* **WHAT IS REQUIRED**
In the listing below, locate the lines bearing the word "earnings". Copy every one of them.

═════ DATA SECTION

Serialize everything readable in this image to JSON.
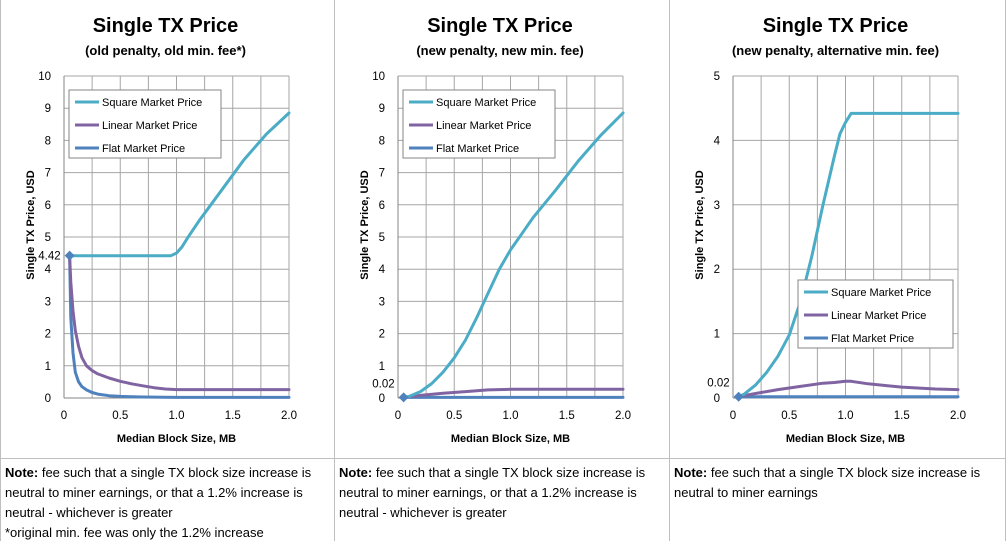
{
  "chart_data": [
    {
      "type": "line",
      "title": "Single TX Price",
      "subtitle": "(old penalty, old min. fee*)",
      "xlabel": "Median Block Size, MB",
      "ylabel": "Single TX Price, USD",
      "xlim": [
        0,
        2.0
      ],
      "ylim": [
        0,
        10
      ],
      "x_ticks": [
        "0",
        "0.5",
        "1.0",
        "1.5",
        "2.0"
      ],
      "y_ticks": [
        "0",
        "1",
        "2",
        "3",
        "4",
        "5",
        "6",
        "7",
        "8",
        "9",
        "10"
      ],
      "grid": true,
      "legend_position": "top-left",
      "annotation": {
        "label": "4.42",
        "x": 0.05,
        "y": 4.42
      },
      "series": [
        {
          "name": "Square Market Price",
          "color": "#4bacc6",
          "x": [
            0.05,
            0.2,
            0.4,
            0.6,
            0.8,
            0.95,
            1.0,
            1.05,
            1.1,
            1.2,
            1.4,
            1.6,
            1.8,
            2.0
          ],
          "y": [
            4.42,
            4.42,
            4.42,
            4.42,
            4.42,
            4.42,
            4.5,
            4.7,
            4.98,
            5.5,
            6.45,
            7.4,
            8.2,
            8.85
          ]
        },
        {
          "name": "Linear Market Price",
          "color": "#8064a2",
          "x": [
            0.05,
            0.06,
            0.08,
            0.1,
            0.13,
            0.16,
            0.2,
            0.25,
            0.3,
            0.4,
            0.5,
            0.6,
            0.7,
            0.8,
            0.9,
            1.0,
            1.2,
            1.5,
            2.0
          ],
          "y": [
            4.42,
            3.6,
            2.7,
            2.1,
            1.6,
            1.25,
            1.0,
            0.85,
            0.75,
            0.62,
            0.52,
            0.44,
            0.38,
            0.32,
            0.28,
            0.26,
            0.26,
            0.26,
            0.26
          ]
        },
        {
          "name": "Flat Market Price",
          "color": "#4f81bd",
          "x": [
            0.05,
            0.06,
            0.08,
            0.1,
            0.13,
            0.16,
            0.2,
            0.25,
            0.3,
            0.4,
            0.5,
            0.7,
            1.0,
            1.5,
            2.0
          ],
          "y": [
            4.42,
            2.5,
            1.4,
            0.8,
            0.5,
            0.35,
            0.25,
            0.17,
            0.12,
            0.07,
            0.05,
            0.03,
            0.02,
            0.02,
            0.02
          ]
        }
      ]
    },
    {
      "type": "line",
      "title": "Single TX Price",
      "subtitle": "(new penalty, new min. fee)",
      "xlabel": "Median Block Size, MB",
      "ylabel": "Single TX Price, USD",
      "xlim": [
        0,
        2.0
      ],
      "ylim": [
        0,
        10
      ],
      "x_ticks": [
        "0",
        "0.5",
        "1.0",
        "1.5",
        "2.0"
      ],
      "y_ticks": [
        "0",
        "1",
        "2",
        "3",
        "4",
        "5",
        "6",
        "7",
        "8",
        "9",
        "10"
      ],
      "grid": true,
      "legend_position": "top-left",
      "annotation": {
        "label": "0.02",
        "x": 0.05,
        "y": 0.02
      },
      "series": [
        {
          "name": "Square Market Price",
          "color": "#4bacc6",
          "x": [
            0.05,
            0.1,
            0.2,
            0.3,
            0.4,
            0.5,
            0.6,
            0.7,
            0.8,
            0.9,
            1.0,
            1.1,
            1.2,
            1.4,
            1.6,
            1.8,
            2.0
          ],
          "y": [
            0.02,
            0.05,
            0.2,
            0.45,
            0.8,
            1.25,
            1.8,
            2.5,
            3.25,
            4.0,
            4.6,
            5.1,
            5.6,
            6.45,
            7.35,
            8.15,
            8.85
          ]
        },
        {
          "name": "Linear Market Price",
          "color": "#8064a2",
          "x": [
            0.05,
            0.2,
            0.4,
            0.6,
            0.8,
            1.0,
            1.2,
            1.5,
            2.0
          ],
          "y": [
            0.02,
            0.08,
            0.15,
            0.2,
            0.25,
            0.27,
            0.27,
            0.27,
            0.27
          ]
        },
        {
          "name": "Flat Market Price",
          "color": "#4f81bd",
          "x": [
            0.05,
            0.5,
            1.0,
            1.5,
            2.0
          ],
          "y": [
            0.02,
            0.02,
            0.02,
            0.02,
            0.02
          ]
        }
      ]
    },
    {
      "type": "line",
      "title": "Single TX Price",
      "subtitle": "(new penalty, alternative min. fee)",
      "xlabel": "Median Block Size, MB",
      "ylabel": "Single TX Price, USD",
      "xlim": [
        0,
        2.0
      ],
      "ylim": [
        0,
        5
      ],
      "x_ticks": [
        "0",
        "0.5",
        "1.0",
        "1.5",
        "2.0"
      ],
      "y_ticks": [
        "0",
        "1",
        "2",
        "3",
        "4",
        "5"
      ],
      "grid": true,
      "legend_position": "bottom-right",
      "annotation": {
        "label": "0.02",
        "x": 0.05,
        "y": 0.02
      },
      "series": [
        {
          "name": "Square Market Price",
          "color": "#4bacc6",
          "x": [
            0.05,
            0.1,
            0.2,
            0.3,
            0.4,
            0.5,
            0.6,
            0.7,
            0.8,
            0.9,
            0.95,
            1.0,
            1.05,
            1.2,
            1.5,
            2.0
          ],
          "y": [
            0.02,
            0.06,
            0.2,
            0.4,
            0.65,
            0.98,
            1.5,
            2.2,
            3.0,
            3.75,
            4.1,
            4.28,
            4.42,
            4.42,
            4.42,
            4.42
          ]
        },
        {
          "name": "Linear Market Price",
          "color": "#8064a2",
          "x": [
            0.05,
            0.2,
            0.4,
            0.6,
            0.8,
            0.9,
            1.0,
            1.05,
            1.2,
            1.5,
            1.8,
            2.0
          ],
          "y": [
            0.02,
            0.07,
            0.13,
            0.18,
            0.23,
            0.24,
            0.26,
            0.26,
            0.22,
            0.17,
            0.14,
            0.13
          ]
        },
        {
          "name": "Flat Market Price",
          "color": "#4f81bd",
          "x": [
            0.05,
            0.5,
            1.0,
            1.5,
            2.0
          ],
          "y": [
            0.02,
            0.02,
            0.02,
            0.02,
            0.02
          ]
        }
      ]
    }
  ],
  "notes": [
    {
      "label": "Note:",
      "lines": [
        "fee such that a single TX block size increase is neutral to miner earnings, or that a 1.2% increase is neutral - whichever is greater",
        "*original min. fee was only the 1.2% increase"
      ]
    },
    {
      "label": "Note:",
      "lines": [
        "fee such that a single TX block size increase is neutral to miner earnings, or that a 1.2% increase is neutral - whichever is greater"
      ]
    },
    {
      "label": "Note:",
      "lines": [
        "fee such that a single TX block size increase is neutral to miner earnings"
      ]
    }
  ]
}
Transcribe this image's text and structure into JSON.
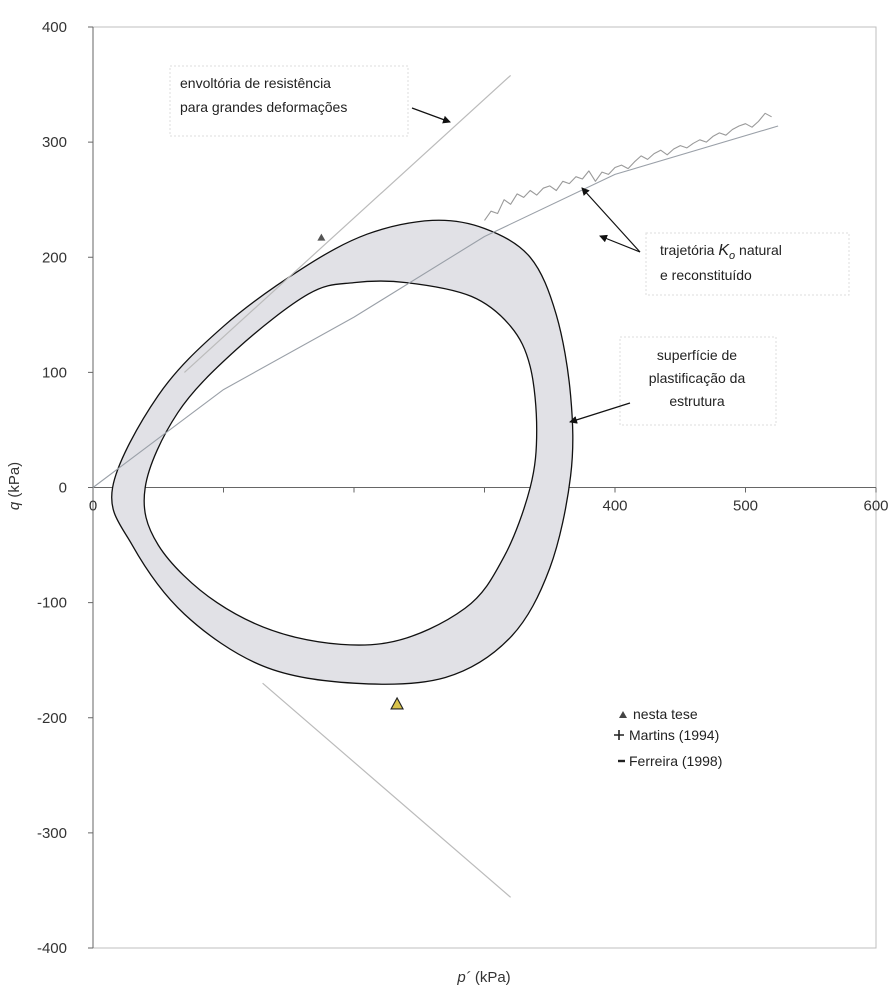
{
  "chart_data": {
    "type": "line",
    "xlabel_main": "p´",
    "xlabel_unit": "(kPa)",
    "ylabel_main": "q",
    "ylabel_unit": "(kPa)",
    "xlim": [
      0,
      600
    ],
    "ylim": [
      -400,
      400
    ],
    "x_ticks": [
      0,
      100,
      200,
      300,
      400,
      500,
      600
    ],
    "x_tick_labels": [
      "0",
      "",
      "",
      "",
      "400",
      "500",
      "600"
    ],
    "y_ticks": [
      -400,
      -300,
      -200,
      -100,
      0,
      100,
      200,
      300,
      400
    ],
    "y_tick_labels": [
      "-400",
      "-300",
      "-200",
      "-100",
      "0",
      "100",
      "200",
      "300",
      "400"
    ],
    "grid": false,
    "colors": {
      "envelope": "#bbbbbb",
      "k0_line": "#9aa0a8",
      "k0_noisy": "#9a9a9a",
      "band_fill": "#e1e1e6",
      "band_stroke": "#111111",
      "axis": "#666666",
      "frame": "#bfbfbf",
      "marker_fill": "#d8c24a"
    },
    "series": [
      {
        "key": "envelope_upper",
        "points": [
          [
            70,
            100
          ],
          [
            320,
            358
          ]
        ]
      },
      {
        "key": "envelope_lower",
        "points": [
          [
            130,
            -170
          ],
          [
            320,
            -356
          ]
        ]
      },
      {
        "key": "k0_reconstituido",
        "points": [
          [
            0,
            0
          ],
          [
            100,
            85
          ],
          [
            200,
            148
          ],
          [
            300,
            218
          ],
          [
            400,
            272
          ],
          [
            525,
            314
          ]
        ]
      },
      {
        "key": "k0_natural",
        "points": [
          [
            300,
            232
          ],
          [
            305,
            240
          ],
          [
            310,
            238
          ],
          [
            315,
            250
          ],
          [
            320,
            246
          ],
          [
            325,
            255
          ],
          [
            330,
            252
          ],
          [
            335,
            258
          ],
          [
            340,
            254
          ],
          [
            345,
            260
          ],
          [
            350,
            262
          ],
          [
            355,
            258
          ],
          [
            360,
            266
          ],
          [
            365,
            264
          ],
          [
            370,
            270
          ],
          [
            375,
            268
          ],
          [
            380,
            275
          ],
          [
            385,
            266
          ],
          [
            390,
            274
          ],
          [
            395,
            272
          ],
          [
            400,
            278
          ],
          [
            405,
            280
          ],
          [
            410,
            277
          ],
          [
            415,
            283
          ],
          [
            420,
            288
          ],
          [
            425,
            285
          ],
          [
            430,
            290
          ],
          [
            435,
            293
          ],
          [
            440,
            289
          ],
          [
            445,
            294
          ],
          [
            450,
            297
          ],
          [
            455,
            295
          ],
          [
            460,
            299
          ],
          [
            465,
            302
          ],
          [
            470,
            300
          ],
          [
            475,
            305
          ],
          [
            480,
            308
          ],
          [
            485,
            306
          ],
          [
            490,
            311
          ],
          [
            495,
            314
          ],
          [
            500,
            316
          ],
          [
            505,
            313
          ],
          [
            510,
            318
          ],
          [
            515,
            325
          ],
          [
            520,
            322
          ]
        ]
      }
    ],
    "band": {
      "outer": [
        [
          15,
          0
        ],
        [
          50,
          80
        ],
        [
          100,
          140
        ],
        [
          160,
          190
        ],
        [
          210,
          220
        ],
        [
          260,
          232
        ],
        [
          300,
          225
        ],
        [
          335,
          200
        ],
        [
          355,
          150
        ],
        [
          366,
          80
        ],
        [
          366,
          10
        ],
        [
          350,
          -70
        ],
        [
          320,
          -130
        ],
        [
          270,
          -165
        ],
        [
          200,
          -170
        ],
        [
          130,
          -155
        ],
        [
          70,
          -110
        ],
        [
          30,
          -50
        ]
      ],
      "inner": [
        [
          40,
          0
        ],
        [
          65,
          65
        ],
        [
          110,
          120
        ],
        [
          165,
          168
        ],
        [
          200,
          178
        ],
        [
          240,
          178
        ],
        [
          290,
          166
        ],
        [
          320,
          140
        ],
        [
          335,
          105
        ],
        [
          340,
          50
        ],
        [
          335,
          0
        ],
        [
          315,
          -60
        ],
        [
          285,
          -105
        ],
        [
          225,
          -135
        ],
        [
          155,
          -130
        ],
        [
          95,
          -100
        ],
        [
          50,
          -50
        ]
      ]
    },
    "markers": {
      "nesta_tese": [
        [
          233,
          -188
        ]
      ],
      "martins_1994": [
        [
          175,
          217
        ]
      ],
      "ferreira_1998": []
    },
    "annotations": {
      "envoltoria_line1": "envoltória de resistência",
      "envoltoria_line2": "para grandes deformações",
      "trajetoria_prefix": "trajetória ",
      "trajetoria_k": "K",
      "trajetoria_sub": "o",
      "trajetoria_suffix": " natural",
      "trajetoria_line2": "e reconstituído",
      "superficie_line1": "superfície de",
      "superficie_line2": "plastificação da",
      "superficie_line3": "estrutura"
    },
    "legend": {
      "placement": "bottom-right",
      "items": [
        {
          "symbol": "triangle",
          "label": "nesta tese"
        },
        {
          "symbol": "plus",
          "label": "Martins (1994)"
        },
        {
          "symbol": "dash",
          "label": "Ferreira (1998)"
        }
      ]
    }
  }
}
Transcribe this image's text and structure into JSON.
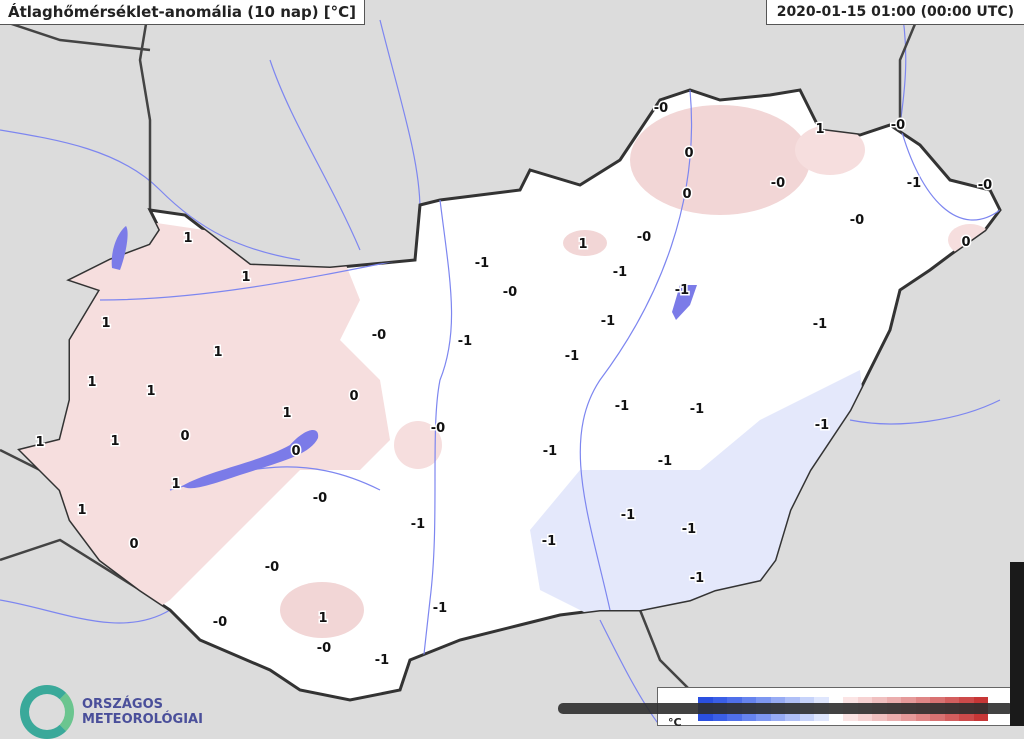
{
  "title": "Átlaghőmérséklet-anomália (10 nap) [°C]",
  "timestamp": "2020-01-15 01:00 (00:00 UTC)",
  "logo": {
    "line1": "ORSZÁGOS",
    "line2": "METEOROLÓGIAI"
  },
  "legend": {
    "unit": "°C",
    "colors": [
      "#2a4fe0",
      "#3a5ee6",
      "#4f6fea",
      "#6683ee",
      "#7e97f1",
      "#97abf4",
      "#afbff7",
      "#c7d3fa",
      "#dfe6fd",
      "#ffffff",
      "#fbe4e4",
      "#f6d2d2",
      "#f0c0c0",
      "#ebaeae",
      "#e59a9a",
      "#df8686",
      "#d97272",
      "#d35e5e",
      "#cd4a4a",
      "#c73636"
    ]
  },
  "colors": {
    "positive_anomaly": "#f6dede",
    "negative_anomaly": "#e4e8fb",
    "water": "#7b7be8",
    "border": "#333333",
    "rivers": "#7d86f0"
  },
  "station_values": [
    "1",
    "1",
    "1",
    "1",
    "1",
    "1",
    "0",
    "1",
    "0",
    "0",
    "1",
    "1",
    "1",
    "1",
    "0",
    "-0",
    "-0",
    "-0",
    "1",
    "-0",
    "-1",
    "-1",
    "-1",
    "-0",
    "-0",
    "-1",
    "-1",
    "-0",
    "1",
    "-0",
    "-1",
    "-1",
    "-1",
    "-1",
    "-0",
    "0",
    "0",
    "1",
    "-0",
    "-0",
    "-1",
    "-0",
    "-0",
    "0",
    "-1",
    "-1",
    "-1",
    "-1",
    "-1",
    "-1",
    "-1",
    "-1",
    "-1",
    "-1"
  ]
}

══════════

* **FULL RESPONSE**
        "fee such that a single TX block size increase is neutral to miner earnings, or that a 1.2% increase is neutral - whichever is greater",
        "fee such that a single TX block size increase is neutral to miner earnings, or that a 1.2% increase is neutral - whichever is greater"
        "fee such that a single TX block size increase is neutral to miner earnings"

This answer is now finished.